— Begin Material to process —

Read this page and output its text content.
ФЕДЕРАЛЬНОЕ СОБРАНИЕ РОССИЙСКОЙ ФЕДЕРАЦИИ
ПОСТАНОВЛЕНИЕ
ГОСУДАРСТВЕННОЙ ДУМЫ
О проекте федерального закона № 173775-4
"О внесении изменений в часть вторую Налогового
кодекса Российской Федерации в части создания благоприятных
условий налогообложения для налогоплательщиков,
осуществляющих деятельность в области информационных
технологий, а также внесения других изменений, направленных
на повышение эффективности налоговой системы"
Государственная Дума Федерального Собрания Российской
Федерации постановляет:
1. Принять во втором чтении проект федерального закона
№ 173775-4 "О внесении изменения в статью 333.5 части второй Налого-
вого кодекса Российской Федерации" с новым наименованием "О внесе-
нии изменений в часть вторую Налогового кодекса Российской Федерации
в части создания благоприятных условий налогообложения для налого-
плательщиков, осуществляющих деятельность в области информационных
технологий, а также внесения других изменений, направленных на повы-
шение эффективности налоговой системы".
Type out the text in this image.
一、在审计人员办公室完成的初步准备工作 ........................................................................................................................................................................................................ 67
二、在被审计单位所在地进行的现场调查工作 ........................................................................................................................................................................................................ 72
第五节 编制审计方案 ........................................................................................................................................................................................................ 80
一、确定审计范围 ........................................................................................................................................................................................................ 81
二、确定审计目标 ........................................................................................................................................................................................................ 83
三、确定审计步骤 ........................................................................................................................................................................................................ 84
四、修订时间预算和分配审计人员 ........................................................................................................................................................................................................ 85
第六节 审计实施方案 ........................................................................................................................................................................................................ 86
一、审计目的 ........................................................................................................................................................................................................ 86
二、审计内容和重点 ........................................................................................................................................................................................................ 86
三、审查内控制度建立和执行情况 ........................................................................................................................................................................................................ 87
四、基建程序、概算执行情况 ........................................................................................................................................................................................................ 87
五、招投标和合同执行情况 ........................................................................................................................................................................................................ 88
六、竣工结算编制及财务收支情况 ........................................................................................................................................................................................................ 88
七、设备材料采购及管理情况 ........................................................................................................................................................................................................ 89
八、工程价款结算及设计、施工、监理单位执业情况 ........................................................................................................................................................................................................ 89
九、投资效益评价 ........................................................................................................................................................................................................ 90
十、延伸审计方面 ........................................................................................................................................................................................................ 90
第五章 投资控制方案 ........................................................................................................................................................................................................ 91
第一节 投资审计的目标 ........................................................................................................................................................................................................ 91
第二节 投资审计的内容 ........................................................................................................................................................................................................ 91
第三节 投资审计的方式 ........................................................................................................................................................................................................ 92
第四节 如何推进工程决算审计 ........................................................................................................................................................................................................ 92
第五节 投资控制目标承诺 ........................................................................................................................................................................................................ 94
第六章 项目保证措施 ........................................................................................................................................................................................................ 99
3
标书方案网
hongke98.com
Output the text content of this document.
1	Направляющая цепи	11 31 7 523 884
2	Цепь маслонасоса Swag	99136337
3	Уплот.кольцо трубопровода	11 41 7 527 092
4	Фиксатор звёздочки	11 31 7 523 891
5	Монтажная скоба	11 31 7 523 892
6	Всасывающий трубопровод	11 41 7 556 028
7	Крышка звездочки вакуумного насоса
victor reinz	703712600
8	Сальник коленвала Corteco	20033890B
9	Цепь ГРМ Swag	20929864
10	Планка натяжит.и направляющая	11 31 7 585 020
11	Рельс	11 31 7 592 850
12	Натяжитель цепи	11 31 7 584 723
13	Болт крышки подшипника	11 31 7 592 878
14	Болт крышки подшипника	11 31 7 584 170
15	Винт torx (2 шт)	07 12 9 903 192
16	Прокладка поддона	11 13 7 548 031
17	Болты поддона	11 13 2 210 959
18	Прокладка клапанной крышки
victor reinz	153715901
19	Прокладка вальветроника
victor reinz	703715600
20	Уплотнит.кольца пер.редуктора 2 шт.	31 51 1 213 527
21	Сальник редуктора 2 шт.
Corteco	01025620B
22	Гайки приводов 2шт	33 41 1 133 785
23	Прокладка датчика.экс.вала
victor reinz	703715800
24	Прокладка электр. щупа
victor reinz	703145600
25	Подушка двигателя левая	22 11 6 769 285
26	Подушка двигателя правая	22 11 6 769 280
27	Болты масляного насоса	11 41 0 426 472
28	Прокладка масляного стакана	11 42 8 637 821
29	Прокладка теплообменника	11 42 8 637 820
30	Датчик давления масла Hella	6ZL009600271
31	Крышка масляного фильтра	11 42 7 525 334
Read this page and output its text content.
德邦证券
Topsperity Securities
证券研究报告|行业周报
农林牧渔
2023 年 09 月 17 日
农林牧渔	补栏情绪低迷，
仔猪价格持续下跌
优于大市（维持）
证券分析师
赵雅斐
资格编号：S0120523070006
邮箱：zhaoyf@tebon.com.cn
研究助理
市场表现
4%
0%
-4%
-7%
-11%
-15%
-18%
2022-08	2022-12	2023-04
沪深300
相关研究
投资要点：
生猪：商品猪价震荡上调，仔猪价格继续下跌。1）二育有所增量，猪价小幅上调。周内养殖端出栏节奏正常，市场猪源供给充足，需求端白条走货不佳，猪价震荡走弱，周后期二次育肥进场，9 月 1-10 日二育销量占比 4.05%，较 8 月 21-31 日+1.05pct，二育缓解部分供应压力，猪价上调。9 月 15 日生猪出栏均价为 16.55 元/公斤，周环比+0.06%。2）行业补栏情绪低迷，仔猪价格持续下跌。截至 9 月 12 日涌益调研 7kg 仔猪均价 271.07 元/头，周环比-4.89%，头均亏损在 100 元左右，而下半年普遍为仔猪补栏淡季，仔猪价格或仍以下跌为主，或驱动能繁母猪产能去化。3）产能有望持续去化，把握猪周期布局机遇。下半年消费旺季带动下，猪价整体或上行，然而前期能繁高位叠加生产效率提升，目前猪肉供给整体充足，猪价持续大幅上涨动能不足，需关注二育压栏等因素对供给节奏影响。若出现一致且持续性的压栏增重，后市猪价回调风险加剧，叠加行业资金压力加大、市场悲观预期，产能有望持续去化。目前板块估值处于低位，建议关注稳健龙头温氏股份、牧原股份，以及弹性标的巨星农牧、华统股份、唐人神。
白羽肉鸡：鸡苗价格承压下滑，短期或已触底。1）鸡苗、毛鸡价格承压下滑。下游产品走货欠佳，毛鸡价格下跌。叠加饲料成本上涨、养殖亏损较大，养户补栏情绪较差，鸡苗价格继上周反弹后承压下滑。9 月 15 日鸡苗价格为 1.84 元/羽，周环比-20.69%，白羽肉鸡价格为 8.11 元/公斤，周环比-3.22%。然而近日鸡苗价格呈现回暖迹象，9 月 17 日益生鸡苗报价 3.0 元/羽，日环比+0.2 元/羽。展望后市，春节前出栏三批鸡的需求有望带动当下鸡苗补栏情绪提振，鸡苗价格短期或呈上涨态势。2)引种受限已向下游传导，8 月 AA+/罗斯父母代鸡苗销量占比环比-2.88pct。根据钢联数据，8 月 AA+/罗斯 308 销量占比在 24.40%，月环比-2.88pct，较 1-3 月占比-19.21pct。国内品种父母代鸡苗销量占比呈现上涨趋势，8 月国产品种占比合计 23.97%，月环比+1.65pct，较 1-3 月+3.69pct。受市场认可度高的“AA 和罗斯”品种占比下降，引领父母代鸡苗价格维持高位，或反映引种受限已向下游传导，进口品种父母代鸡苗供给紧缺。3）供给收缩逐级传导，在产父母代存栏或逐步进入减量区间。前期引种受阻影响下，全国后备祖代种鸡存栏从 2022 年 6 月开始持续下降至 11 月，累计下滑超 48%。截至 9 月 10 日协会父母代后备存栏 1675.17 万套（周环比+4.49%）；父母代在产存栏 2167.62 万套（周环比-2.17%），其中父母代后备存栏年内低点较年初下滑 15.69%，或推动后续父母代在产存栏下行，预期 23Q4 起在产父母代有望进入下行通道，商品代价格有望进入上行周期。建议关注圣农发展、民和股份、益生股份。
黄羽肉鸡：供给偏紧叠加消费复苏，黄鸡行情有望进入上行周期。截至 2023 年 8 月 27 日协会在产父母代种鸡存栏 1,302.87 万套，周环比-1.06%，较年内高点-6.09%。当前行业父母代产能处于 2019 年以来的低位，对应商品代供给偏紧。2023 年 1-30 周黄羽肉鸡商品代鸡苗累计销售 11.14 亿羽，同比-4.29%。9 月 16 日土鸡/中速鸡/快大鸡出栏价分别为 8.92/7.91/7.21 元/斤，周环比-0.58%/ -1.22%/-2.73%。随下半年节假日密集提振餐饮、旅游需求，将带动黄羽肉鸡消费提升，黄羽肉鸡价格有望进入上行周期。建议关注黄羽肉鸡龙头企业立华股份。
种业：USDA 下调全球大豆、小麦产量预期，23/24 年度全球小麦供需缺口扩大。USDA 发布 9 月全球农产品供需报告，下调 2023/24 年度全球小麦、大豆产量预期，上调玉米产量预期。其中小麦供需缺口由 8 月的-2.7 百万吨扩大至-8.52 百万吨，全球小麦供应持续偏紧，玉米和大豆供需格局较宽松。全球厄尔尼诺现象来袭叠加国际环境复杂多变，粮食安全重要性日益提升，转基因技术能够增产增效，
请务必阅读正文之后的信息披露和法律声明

— End Material to process —

Task requirements:
Using the listing above, say how many of its lines contain the string "this", giving nothing but the figure.

Expected answer:
4